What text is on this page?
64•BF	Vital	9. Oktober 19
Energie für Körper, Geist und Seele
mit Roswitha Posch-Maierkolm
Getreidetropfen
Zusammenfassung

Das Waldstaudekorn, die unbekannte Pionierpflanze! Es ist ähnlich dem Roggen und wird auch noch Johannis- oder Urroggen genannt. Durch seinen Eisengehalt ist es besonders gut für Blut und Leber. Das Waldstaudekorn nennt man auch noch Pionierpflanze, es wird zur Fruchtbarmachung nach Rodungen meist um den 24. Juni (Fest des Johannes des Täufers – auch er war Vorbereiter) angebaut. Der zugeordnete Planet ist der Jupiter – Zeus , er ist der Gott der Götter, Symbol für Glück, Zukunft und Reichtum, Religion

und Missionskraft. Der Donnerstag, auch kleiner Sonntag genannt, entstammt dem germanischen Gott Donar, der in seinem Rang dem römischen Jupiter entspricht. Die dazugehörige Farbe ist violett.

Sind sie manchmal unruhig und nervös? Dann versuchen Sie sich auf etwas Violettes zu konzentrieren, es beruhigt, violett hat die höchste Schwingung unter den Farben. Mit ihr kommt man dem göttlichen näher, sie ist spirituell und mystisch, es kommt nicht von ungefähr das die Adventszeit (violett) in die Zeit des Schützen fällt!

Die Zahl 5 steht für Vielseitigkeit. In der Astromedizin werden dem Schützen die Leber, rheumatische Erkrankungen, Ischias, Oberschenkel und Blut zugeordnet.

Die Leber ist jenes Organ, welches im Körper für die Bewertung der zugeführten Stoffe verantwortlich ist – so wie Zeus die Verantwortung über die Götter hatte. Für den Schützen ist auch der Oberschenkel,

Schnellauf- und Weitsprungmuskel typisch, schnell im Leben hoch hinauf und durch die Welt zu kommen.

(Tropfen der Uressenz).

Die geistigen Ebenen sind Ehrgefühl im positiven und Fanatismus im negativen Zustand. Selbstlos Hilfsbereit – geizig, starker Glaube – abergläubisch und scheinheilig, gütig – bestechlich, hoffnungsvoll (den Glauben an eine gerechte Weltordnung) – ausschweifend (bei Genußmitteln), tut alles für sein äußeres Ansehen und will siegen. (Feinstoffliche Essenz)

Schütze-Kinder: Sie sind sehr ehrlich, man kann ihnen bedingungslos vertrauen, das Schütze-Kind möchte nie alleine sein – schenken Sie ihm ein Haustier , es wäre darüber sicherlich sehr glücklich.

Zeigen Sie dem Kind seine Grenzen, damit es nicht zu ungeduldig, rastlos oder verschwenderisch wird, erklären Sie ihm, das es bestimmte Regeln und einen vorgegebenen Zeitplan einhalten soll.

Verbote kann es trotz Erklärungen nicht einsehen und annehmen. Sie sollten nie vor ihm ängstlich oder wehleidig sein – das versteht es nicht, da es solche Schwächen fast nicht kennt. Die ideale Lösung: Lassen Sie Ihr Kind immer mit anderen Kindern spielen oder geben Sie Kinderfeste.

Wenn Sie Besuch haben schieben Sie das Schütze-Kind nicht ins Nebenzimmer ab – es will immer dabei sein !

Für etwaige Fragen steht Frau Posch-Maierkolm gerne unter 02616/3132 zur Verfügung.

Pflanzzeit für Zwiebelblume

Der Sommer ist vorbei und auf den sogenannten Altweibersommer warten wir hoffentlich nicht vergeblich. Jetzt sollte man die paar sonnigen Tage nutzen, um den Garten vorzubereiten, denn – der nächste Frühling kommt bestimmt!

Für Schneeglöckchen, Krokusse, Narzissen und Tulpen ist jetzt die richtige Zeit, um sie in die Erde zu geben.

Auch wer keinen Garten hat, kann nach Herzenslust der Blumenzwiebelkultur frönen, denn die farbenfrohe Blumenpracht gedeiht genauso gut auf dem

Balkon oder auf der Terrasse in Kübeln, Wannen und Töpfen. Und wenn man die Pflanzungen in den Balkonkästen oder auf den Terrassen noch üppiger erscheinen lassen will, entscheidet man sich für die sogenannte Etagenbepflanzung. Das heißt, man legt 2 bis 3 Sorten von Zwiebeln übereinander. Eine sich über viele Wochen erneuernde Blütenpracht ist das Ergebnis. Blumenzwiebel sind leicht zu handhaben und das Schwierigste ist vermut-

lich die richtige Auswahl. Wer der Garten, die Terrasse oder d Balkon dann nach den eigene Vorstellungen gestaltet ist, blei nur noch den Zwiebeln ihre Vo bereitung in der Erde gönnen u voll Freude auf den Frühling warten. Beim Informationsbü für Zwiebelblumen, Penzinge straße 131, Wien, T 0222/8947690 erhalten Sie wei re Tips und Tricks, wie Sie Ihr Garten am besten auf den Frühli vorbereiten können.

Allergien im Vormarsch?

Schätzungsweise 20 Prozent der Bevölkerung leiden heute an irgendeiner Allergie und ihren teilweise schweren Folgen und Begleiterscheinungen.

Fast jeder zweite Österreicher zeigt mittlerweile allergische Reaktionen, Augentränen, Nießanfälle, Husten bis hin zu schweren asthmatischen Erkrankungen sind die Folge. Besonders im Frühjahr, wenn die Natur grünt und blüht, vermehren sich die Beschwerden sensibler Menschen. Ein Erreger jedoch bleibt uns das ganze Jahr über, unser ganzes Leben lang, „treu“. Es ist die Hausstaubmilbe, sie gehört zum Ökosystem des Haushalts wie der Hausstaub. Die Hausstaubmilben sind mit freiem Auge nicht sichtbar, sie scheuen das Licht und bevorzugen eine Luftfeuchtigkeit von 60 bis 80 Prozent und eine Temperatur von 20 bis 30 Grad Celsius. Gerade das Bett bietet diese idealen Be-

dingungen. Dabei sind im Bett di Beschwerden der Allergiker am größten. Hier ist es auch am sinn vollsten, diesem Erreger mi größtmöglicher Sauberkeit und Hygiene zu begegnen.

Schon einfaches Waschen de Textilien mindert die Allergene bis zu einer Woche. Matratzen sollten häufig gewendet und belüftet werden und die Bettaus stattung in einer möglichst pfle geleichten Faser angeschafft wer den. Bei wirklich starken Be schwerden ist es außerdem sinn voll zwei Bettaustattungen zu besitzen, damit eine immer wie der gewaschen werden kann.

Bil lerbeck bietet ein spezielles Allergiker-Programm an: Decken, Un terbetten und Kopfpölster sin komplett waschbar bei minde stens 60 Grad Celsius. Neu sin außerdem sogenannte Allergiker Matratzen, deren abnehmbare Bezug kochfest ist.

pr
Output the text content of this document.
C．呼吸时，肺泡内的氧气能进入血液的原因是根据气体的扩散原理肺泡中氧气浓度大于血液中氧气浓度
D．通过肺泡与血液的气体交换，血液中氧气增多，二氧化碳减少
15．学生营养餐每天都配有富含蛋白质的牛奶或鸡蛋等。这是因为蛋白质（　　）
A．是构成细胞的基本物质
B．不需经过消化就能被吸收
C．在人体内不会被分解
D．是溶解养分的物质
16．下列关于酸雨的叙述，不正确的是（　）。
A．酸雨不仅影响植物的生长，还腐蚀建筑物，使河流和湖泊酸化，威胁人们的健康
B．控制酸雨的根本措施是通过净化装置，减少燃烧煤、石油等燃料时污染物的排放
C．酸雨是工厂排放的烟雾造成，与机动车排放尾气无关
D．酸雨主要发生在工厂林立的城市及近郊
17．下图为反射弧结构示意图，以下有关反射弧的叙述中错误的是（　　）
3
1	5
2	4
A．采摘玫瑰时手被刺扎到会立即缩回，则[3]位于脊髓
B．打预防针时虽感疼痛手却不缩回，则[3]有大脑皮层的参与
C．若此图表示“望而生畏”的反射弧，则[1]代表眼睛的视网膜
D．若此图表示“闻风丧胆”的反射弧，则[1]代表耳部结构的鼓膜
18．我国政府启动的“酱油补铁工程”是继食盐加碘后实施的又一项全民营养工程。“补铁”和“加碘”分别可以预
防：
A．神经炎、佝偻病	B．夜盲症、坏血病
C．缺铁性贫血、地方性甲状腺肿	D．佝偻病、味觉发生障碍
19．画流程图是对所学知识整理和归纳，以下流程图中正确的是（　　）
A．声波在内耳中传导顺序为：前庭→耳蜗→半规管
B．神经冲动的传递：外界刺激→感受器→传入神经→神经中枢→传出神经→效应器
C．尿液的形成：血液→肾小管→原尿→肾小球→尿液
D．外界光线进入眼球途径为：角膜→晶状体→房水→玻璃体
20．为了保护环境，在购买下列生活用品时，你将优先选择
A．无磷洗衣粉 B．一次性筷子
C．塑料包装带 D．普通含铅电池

WHAT TO WORK ON
Within the listing above, find every line containing the string "Zeus" and return it.

WRITTEN SOLUTION
Das Waldstaudekorn, die unbekannte Pionierpflanze! Es ist ähnlich dem Roggen und wird auch noch Johannis- oder Urroggen genannt. Durch seinen Eisengehalt ist es besonders gut für Blut und Leber. Das Waldstaudekorn nennt man auch noch Pionierpflanze, es wird zur Fruchtbarmachung nach Rodungen meist um den 24. Juni (Fest des Johannes des Täufers – auch er war Vorbereiter) angebaut. Der zugeordnete Planet ist der Jupiter – Zeus , er ist der Gott der Götter, Symbol für Glück, Zukunft und Reichtum, Religion
Die Leber ist jenes Organ, welches im Körper für die Bewertung der zugeführten Stoffe verantwortlich ist – so wie Zeus die Verantwortung über die Götter hatte. Für den Schützen ist auch der Oberschenkel,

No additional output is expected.